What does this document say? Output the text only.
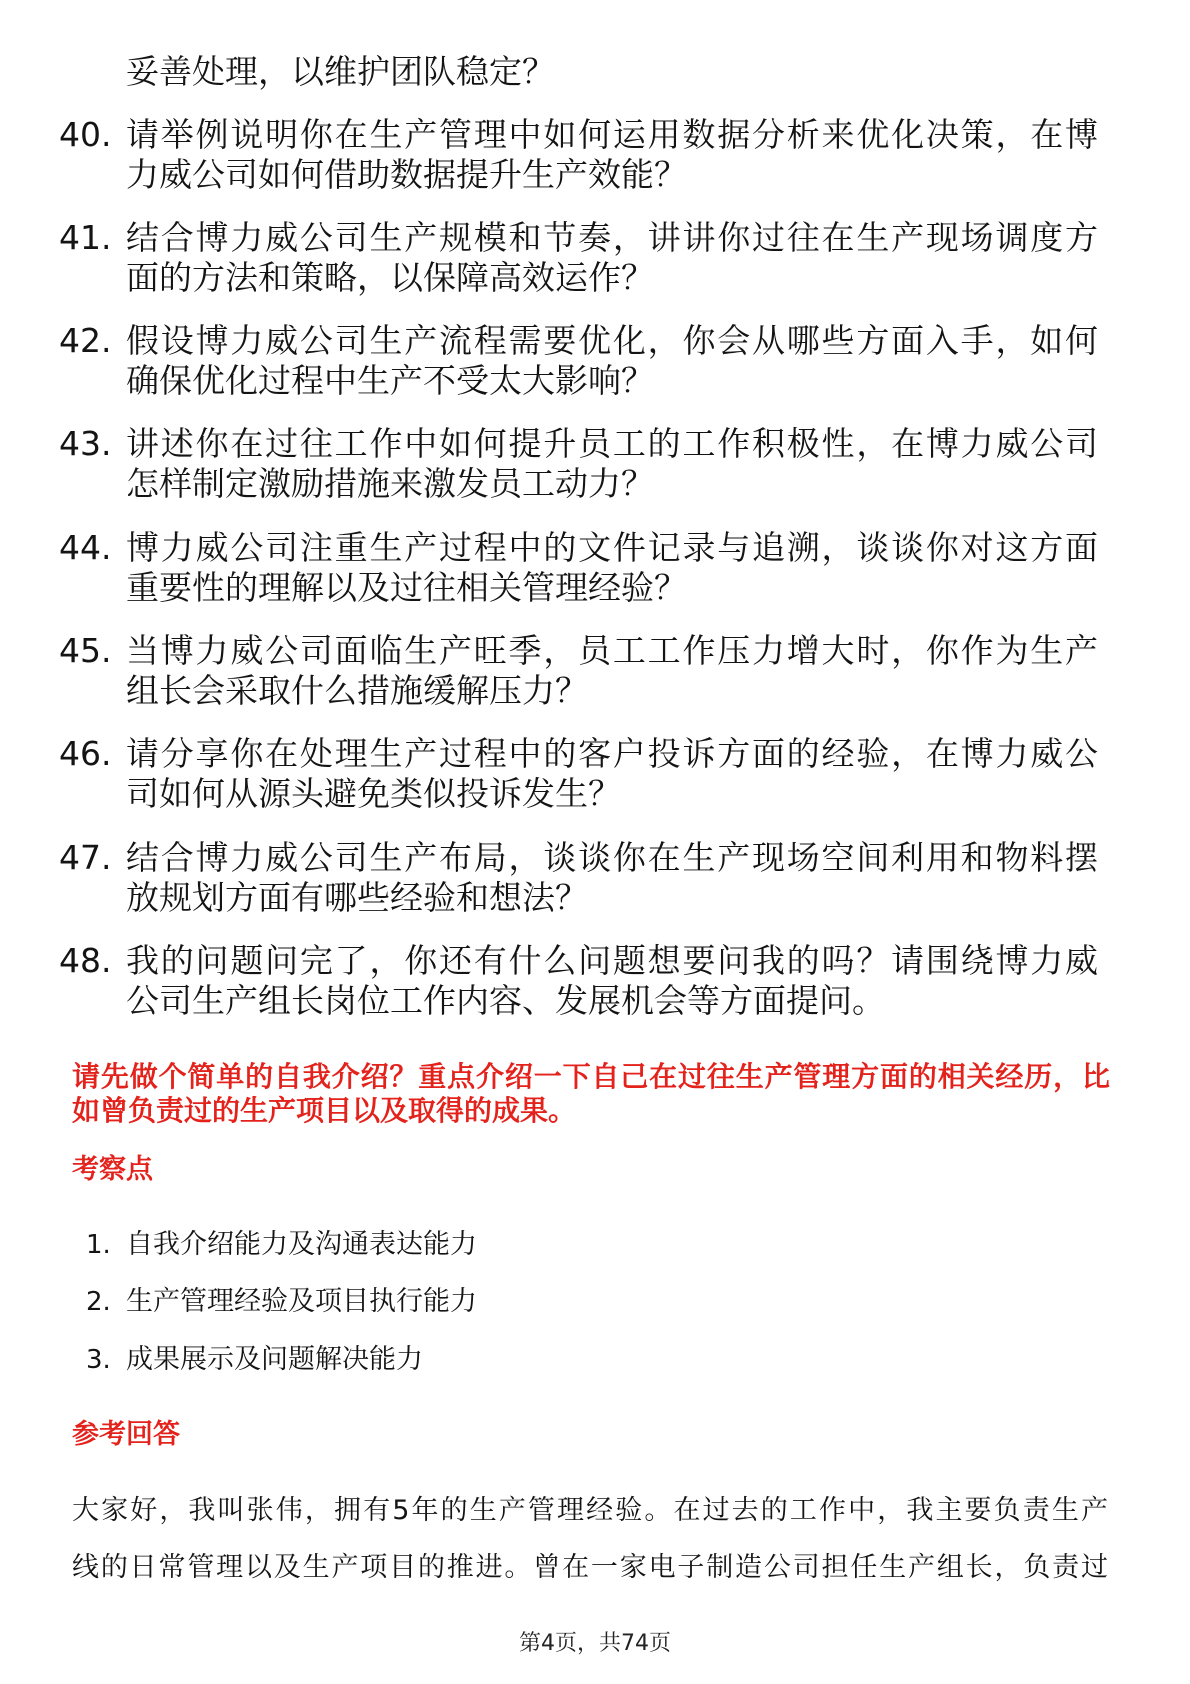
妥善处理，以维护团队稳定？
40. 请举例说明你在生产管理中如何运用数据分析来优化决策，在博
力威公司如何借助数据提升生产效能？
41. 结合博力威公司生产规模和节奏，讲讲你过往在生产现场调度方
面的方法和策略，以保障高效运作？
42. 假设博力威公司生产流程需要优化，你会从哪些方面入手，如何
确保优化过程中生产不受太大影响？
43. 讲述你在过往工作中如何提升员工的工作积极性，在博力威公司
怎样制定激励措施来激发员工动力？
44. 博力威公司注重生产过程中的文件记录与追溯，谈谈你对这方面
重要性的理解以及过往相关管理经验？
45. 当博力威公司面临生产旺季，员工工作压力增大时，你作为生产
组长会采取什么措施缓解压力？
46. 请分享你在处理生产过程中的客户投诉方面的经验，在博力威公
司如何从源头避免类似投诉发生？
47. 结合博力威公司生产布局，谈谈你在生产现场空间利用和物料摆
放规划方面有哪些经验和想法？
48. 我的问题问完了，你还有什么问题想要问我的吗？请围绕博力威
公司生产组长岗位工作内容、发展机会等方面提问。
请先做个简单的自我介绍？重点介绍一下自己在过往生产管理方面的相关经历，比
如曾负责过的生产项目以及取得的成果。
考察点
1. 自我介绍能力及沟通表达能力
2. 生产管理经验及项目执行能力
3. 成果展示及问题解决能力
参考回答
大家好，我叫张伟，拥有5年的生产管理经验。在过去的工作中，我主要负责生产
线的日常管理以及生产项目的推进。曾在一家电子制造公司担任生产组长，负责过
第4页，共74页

■ ■ ■

■ Your objective: Write out the material above once more, exactly as it reads, with no pictures.

■ Complete output:
What does this document say? Output the text only.
妥善处理，以维护团队稳定？
40. 请举例说明你在生产管理中如何运用数据分析来优化决策，在博
力威公司如何借助数据提升生产效能？
41. 结合博力威公司生产规模和节奏，讲讲你过往在生产现场调度方
面的方法和策略，以保障高效运作？
42. 假设博力威公司生产流程需要优化，你会从哪些方面入手，如何
确保优化过程中生产不受太大影响？
43. 讲述你在过往工作中如何提升员工的工作积极性，在博力威公司
怎样制定激励措施来激发员工动力？
44. 博力威公司注重生产过程中的文件记录与追溯，谈谈你对这方面
重要性的理解以及过往相关管理经验？
45. 当博力威公司面临生产旺季，员工工作压力增大时，你作为生产
组长会采取什么措施缓解压力？
46. 请分享你在处理生产过程中的客户投诉方面的经验，在博力威公
司如何从源头避免类似投诉发生？
47. 结合博力威公司生产布局，谈谈你在生产现场空间利用和物料摆
放规划方面有哪些经验和想法？
48. 我的问题问完了，你还有什么问题想要问我的吗？请围绕博力威
公司生产组长岗位工作内容、发展机会等方面提问。
请先做个简单的自我介绍？重点介绍一下自己在过往生产管理方面的相关经历，比
如曾负责过的生产项目以及取得的成果。
考察点
1. 自我介绍能力及沟通表达能力
2. 生产管理经验及项目执行能力
3. 成果展示及问题解决能力
参考回答
大家好，我叫张伟，拥有5年的生产管理经验。在过去的工作中，我主要负责生产
线的日常管理以及生产项目的推进。曾在一家电子制造公司担任生产组长，负责过
第4页，共74页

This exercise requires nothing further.